**PROBLEM REQUIREMENTS:**
Verbatim output of all the material below is required.

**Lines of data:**

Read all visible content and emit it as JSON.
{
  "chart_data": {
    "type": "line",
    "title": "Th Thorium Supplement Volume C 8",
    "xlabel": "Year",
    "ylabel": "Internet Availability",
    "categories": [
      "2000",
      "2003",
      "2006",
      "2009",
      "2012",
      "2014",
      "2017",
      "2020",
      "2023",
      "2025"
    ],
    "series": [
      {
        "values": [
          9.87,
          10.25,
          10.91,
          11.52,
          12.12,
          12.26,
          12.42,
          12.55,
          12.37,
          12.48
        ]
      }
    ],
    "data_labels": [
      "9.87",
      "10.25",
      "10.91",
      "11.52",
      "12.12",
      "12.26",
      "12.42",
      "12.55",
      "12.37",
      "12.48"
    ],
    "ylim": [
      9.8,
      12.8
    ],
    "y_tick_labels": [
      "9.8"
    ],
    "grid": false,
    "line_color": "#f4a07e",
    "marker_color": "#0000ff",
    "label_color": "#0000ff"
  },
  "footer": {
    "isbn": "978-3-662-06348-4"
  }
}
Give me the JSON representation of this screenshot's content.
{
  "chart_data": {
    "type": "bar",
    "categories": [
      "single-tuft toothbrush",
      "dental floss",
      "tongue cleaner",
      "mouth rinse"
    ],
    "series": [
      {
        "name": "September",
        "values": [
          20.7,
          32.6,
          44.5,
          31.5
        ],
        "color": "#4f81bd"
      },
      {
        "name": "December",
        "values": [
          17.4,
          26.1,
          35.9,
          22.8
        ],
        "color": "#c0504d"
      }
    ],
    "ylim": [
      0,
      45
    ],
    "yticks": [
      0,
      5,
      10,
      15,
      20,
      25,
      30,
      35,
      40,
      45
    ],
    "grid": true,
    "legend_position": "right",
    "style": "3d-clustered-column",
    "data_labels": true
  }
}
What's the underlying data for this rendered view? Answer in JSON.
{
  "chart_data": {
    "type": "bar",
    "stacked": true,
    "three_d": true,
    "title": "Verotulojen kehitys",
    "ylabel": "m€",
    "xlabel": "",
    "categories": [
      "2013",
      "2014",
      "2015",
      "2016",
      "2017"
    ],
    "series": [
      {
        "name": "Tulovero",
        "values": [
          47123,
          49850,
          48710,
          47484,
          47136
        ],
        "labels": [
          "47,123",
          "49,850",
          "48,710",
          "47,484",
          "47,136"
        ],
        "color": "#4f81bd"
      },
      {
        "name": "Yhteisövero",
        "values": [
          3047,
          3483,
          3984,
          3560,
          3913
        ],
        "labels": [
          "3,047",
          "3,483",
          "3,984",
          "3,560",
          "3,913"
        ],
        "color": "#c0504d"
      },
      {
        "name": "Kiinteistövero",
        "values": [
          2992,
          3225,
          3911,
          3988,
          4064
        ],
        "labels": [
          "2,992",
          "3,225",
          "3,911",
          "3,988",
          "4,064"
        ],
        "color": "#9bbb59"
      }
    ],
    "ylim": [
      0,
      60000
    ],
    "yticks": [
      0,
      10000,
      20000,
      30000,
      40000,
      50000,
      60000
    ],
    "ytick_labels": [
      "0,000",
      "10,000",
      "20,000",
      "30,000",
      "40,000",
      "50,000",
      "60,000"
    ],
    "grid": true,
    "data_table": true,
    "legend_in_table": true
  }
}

**ANSWER FOR THE TASK:**
Read all visible content and emit it as JSON.
{
  "chart_data": {
    "type": "line",
    "title": "Th Thorium Supplement Volume C 8",
    "xlabel": "Year",
    "ylabel": "Internet Availability",
    "categories": [
      "2000",
      "2003",
      "2006",
      "2009",
      "2012",
      "2014",
      "2017",
      "2020",
      "2023",
      "2025"
    ],
    "series": [
      {
        "values": [
          9.87,
          10.25,
          10.91,
          11.52,
          12.12,
          12.26,
          12.42,
          12.55,
          12.37,
          12.48
        ]
      }
    ],
    "data_labels": [
      "9.87",
      "10.25",
      "10.91",
      "11.52",
      "12.12",
      "12.26",
      "12.42",
      "12.55",
      "12.37",
      "12.48"
    ],
    "ylim": [
      9.8,
      12.8
    ],
    "y_tick_labels": [
      "9.8"
    ],
    "grid": false,
    "line_color": "#f4a07e",
    "marker_color": "#0000ff",
    "label_color": "#0000ff"
  },
  "footer": {
    "isbn": "978-3-662-06348-4"
  }
}
Give me the JSON representation of this screenshot's content.
{
  "chart_data": {
    "type": "bar",
    "categories": [
      "single-tuft toothbrush",
      "dental floss",
      "tongue cleaner",
      "mouth rinse"
    ],
    "series": [
      {
        "name": "September",
        "values": [
          20.7,
          32.6,
          44.5,
          31.5
        ],
        "color": "#4f81bd"
      },
      {
        "name": "December",
        "values": [
          17.4,
          26.1,
          35.9,
          22.8
        ],
        "color": "#c0504d"
      }
    ],
    "ylim": [
      0,
      45
    ],
    "yticks": [
      0,
      5,
      10,
      15,
      20,
      25,
      30,
      35,
      40,
      45
    ],
    "grid": true,
    "legend_position": "right",
    "style": "3d-clustered-column",
    "data_labels": true
  }
}
What's the underlying data for this rendered view? Answer in JSON.
{
  "chart_data": {
    "type": "bar",
    "stacked": true,
    "three_d": true,
    "title": "Verotulojen kehitys",
    "ylabel": "m€",
    "xlabel": "",
    "categories": [
      "2013",
      "2014",
      "2015",
      "2016",
      "2017"
    ],
    "series": [
      {
        "name": "Tulovero",
        "values": [
          47123,
          49850,
          48710,
          47484,
          47136
        ],
        "labels": [
          "47,123",
          "49,850",
          "48,710",
          "47,484",
          "47,136"
        ],
        "color": "#4f81bd"
      },
      {
        "name": "Yhteisövero",
        "values": [
          3047,
          3483,
          3984,
          3560,
          3913
        ],
        "labels": [
          "3,047",
          "3,483",
          "3,984",
          "3,560",
          "3,913"
        ],
        "color": "#c0504d"
      },
      {
        "name": "Kiinteistövero",
        "values": [
          2992,
          3225,
          3911,
          3988,
          4064
        ],
        "labels": [
          "2,992",
          "3,225",
          "3,911",
          "3,988",
          "4,064"
        ],
        "color": "#9bbb59"
      }
    ],
    "ylim": [
      0,
      60000
    ],
    "yticks": [
      0,
      10000,
      20000,
      30000,
      40000,
      50000,
      60000
    ],
    "ytick_labels": [
      "0,000",
      "10,000",
      "20,000",
      "30,000",
      "40,000",
      "50,000",
      "60,000"
    ],
    "grid": true,
    "data_table": true,
    "legend_in_table": true
  }
}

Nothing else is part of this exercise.